Studio album by 911
- Released: 24 February 1997
- Recorded: 1995–96
- Genre: Pop, dance-pop
- Length: 50:53
- Label: EMI
- Producer: Eliot Kennedy, Mike Percy, Tim Lever

911 chronology
|  | The Journey (1997) | Moving On (1998) |

Singles from The Journey
- "Night to Remember" Released: 29 April 1996; "Love Sensation" Released: 29 July 1996; "Don't Make Me Wait" Released: 28 October 1996; "The Day We Find Love" Released: 10 February 1997; "Bodyshakin'" Released: 21 April 1997; "The Journey" Released: 30 June 1997;

= The Journey (911 album) =

The Journey is the debut studio album by English boy band 911. Released in the United Kingdom through EMI on 24 February 1997, it peaked at number 13 on the UK Albums Chart and spent 17 weeks in the top 40. The album was popular in Asia, where it topped the Malaysian Albums Chart and reached number six in Taiwan. The Journey contains 911's signature song, "Bodyshakin'".

Professional ratings
Review scores
| Source | Rating |
| AllMusic | Star |
| NME | 2/10 |

==Critical reception==
Peter Fawthorp of AllMusic said the following about the album; "It is amazing to think of all the education that could be learned if boy bands from around the world added some cultural flavor to their music. Instead of Irish tin whistles and accordions and Scottish bagpipes, we get the common denominator of '80s American/Euro synthesized pop music, albeit lifted by '90s production quality and slight traces of accents. None of this is to say that 911's The Journey is unengaging. They seem to be having as much fun as the American Backstreet Boys -- and for the record, have been around just as long. A pound of pretzels couldn't drown the taste of sugar that fizzes from The Journey, and while there is nothing original or spectacular to be found, the group deserves credit for packaging the album with as much glee as humanly possible. If you don't hum along to "Love Sensation" you're too stuffy. If you don't at least laugh with "Bodyshakin'", you're too hard. And if you mistake their version of "Rhythm of the Night" for the original (by DeBarge) and feel the need to dance... well, no one's looking."

Ian Fortnam wrote in NME that "emasculated Motown, ticky-tock, biscuit-barrel beats, lamentably clumsy, lyrical lasciviousness and drab, digital dimples permeate each and every grimly ground groove", giving it a 2/10.

Recorded information:

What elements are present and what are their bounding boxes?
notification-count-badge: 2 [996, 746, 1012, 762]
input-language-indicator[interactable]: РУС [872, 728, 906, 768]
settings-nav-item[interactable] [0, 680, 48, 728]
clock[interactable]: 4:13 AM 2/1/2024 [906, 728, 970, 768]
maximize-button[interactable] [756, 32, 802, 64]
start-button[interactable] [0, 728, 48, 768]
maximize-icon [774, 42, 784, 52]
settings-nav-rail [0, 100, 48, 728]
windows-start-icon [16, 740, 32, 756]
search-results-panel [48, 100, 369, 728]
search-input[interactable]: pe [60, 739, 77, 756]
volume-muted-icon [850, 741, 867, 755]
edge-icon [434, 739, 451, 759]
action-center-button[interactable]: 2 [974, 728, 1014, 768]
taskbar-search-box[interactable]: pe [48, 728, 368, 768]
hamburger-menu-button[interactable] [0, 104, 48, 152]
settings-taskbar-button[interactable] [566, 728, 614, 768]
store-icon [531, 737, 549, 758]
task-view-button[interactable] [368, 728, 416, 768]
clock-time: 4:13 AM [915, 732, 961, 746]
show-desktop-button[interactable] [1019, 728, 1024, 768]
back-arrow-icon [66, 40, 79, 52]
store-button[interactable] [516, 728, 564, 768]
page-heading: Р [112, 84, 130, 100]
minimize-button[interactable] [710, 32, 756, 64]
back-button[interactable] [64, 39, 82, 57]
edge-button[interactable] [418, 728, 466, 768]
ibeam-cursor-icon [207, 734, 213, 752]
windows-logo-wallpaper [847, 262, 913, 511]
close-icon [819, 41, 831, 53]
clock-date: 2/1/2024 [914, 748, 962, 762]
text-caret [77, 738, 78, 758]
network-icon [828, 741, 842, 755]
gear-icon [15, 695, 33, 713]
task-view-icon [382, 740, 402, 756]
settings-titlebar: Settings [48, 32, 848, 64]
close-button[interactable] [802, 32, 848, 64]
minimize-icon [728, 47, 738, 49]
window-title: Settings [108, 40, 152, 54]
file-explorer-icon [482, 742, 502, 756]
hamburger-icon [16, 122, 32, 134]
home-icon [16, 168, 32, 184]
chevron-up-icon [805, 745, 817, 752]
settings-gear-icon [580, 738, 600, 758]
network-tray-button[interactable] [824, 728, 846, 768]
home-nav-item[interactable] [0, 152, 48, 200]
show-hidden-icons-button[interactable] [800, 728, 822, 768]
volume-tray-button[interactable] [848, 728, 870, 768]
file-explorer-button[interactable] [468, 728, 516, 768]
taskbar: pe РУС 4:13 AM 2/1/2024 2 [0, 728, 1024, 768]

Jobs:
**a)** Translate this sentence from the article on The Journey into Spanish: "The album was popular in Asia, where it topped the Malaysian Albums Chart and reached number six in Taiwan."
**b)** Extend the article on The Journey, picking up after its final sentence.
The rows are material separate from the article on The Journey.

Responses per task:
**a)** El álbum fue popular en Asia, donde encabezó la lista de álbumes de Malasia y alcanzó el número seis en Taiwán.

**b)**
==Track listing==

| No. | Title | Writer(s) | Length |
|---|---|---|---|
| 1. | "Don't Make Me Wait" | John McLaughlin, Graham Gouldie, Alan Rankine | 4:21 |
| 2. | "Bodyshakin'" | McLaughlin, Gouldie | 3:47 |
| 3. | "Can't Stop" | McLaughlin, Gouldie | 4:07 |
| 4. | "The Day We Find Love" | Eliot Kennedy, Helen Boulding | 4:52 |
| 5. | "Our Last Goodbye" | Kennedy, McLaughlin, Brennan, Constable, Dawbarn | 4:37 |
| 6. | "Night to Remember" | Leon Sylvers III, Dana Meyers, Nidra Beard | 4:00 |
| 7. | "Take Good Care" | Kennedy, Brennan | 4:12 |
| 8. | "Love Sensation" | McLaughlin, Gouldie | 3:43 |
| 9. | "One More Try" | McLaughlin, Gouldie, Rankine | 4:32 |
| 10. | "The Swing" | Kennedy, Mike Shayne | 4:13 |
| 11. | "Rhythm of the Night" | Diane Warren | 3:42 |
| 12. | "The Journey" | McLaughlin, Brennan | 4:47 |

Japanese bonus tracks
| No. | Title | Writer(s) | Length |
|---|---|---|---|
| 13. | "Bodyshakin'" (Ankorhead Mix) | McLaughlin, Gouldie |  |
| 14. | "Love Sensation" (One World Mix) | McLaughlin, Gouldie |  |
| 15. | "The Journey" (Dance Mix) | McLaughlin, Brennan |  |
| 16. | "Don't Make Me Wait" (Top-tastic Mix) | John McLaughlin, Graham Gouldie, Alan Rankine |  |

==Credits and personnel==
(Credits taken from AllMusic and The Journeys liner notes.)
- Chris Blair – mastering
- Lee Brennan – composer, vocalist
- Jimmy Constable – vocalist
- Spike Dawbarn – vocalist
- Goudie – composer
- Eliot Kennedy – composer, producer
- Tim Lever – producer
- John McLaughlin – composer
- Dana Meyers – composer
- Mike Percy – producer
- Shayne – composer
- Leon Sylvers III – composer
- Diane Warren – composer

==Charts and certifications==

===Charts===

| Chart (1997) | Peak position |
|---|---|
| Malaysian Albums (IFPI) | 1 |
| Scottish Albums (OCC) | 1 |
| Singapore Albums (SPVA) | 6 |
| Taiwan Albums (IFPI) | 6 |
| UK Albums (OCC) | 13 |

===Certifications===

| Region | Certification | Certified units/sales |
| United Kingdom (BPI) | Gold | 100,000^{*} |
^{*} Sales figures based on certification alone.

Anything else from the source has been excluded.